What needs to be done
Each line below should be reproduced without any alteration.

Data provided
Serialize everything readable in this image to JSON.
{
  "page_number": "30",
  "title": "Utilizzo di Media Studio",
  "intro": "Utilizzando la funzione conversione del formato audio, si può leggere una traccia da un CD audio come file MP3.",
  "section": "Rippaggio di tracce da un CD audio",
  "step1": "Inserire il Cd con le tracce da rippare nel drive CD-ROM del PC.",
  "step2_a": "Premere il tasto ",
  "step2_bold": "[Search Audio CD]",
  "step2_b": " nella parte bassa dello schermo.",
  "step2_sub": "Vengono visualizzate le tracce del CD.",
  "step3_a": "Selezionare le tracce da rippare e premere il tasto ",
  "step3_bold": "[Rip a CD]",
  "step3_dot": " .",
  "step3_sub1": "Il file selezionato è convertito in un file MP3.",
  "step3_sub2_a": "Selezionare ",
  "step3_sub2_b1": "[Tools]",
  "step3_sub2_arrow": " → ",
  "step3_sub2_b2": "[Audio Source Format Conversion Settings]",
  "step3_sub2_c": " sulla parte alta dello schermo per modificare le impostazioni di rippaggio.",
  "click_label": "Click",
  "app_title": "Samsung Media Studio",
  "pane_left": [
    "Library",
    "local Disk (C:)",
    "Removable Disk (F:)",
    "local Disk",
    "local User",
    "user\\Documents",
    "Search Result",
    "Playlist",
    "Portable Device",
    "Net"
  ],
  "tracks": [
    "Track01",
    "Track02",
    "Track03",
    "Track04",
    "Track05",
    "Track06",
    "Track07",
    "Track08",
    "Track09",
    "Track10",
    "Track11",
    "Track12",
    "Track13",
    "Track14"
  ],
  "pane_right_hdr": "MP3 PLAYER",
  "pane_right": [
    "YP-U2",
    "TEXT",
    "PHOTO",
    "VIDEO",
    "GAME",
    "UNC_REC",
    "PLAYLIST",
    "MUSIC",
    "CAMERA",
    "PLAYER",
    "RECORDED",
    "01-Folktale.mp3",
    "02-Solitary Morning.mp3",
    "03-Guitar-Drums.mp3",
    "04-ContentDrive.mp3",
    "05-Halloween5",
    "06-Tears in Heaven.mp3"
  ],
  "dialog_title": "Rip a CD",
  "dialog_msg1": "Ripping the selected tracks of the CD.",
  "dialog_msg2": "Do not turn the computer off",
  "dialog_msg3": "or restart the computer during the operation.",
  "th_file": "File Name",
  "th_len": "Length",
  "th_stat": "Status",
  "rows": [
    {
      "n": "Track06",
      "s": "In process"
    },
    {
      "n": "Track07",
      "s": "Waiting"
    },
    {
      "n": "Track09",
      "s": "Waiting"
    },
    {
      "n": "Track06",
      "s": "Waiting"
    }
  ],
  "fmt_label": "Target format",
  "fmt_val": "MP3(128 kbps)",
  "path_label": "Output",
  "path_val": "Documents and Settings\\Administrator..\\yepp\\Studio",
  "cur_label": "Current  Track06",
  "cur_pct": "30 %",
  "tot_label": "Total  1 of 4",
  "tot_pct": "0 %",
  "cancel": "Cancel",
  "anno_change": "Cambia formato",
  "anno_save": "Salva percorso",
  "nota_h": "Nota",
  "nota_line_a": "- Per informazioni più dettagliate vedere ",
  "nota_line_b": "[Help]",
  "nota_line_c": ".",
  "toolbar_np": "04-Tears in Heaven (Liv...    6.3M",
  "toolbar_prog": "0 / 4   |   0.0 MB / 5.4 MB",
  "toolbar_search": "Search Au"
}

Full answer
Serialize everything readable in this image to JSON.
{
  "page_number": "30",
  "title": "Utilizzo di Media Studio",
  "intro": "Utilizzando la funzione conversione del formato audio, si può leggere una traccia da un CD audio come file MP3.",
  "section": "Rippaggio di tracce da un CD audio",
  "step1": "Inserire il Cd con le tracce da rippare nel drive CD-ROM del PC.",
  "step2_a": "Premere il tasto ",
  "step2_bold": "[Search Audio CD]",
  "step2_b": " nella parte bassa dello schermo.",
  "step2_sub": "Vengono visualizzate le tracce del CD.",
  "step3_a": "Selezionare le tracce da rippare e premere il tasto ",
  "step3_bold": "[Rip a CD]",
  "step3_dot": " .",
  "step3_sub1": "Il file selezionato è convertito in un file MP3.",
  "step3_sub2_a": "Selezionare ",
  "step3_sub2_b1": "[Tools]",
  "step3_sub2_arrow": " → ",
  "step3_sub2_b2": "[Audio Source Format Conversion Settings]",
  "step3_sub2_c": " sulla parte alta dello schermo per modificare le impostazioni di rippaggio.",
  "click_label": "Click",
  "app_title": "Samsung Media Studio",
  "pane_left": [
    "Library",
    "local Disk (C:)",
    "Removable Disk (F:)",
    "local Disk",
    "local User",
    "user\\Documents",
    "Search Result",
    "Playlist",
    "Portable Device",
    "Net"
  ],
  "tracks": [
    "Track01",
    "Track02",
    "Track03",
    "Track04",
    "Track05",
    "Track06",
    "Track07",
    "Track08",
    "Track09",
    "Track10",
    "Track11",
    "Track12",
    "Track13",
    "Track14"
  ],
  "pane_right_hdr": "MP3 PLAYER",
  "pane_right": [
    "YP-U2",
    "TEXT",
    "PHOTO",
    "VIDEO",
    "GAME",
    "UNC_REC",
    "PLAYLIST",
    "MUSIC",
    "CAMERA",
    "PLAYER",
    "RECORDED",
    "01-Folktale.mp3",
    "02-Solitary Morning.mp3",
    "03-Guitar-Drums.mp3",
    "04-ContentDrive.mp3",
    "05-Halloween5",
    "06-Tears in Heaven.mp3"
  ],
  "dialog_title": "Rip a CD",
  "dialog_msg1": "Ripping the selected tracks of the CD.",
  "dialog_msg2": "Do not turn the computer off",
  "dialog_msg3": "or restart the computer during the operation.",
  "th_file": "File Name",
  "th_len": "Length",
  "th_stat": "Status",
  "rows": [
    {
      "n": "Track06",
      "s": "In process"
    },
    {
      "n": "Track07",
      "s": "Waiting"
    },
    {
      "n": "Track09",
      "s": "Waiting"
    },
    {
      "n": "Track06",
      "s": "Waiting"
    }
  ],
  "fmt_label": "Target format",
  "fmt_val": "MP3(128 kbps)",
  "path_label": "Output",
  "path_val": "Documents and Settings\\Administrator..\\yepp\\Studio",
  "cur_label": "Current  Track06",
  "cur_pct": "30 %",
  "tot_label": "Total  1 of 4",
  "tot_pct": "0 %",
  "cancel": "Cancel",
  "anno_change": "Cambia formato",
  "anno_save": "Salva percorso",
  "nota_h": "Nota",
  "nota_line_a": "- Per informazioni più dettagliate vedere ",
  "nota_line_b": "[Help]",
  "nota_line_c": ".",
  "toolbar_np": "04-Tears in Heaven (Liv...    6.3M",
  "toolbar_prog": "0 / 4   |   0.0 MB / 5.4 MB",
  "toolbar_search": "Search Au"
}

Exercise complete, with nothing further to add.